# Stated exercise:
Wherever a line in the data below holds "monthly", copy that line.

+++ Data +++

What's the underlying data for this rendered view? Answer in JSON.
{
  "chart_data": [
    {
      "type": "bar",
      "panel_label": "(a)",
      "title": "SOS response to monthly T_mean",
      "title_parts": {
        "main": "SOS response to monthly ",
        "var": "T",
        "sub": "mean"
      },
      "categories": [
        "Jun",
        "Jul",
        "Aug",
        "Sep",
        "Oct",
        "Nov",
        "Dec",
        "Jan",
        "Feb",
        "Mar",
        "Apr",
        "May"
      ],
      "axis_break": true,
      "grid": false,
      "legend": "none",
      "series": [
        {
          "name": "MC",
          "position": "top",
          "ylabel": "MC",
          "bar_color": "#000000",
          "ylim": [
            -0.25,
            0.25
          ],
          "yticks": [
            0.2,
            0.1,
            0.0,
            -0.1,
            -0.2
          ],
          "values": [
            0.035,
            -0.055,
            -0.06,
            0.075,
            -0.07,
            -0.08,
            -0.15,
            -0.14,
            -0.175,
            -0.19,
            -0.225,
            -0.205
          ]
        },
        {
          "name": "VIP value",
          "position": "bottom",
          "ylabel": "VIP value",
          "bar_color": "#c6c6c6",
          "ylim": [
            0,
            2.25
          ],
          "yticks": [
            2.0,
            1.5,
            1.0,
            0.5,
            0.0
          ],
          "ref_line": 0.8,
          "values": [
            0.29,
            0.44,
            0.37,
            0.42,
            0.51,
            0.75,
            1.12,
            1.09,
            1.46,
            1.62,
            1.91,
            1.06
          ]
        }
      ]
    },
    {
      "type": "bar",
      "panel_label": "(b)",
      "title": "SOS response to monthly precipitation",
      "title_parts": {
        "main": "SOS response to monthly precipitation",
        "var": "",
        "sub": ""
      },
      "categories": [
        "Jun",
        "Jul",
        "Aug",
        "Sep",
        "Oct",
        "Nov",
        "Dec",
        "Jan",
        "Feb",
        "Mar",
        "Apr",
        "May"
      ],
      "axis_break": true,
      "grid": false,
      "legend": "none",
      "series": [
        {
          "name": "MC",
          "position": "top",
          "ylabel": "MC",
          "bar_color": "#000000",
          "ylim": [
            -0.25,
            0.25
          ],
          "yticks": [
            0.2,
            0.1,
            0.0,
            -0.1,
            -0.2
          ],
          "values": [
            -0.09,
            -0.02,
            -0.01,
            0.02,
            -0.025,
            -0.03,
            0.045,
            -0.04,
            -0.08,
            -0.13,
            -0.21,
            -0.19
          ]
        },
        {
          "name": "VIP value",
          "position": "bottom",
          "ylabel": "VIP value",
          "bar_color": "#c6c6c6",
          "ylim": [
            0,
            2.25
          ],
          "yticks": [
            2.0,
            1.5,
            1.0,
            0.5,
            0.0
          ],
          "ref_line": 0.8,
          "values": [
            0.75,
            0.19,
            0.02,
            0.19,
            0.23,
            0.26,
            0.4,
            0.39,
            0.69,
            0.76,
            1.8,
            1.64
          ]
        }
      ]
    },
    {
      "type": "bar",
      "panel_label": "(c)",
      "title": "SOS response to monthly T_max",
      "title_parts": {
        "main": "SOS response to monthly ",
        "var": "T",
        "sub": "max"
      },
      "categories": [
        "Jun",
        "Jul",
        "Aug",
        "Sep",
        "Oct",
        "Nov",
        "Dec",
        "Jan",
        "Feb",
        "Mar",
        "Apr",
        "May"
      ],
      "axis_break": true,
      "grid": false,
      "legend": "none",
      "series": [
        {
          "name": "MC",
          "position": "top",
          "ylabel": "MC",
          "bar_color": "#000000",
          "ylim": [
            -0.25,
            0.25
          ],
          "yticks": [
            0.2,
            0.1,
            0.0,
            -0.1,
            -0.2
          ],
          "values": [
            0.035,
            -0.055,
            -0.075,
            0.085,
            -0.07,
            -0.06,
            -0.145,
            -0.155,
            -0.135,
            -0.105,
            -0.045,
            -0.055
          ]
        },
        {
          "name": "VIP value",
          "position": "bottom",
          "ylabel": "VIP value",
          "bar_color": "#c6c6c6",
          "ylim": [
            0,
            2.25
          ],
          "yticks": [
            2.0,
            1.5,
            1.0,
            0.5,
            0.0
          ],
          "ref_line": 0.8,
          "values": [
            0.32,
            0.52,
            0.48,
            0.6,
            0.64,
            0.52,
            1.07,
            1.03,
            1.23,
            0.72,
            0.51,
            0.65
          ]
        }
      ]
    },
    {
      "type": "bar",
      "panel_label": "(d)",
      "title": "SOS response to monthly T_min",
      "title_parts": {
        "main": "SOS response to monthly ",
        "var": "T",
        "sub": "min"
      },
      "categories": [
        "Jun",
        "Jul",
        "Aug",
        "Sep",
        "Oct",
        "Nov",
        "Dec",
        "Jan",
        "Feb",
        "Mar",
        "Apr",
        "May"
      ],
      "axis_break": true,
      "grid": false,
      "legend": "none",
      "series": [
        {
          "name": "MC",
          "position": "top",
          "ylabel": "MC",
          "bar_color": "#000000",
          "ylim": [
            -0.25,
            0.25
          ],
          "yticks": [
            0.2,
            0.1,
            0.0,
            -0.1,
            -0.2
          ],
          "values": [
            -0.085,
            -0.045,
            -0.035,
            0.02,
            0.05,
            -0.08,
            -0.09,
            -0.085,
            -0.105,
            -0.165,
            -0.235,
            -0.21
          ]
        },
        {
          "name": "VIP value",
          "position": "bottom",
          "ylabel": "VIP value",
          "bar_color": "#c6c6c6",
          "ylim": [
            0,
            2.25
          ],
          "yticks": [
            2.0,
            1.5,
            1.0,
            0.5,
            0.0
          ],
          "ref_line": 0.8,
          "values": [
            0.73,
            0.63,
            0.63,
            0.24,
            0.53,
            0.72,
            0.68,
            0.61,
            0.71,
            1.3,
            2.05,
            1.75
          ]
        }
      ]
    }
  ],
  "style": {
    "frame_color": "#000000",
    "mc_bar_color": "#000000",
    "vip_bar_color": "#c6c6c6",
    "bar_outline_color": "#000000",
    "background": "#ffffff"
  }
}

+++

# Solution to the problem:
      "title": "SOS response to monthly T_mean",
        "main": "SOS response to monthly ",
      "title": "SOS response to monthly precipitation",
        "main": "SOS response to monthly precipitation",
      "title": "SOS response to monthly T_max",
        "main": "SOS response to monthly ",
      "title": "SOS response to monthly T_min",
        "main": "SOS response to monthly ",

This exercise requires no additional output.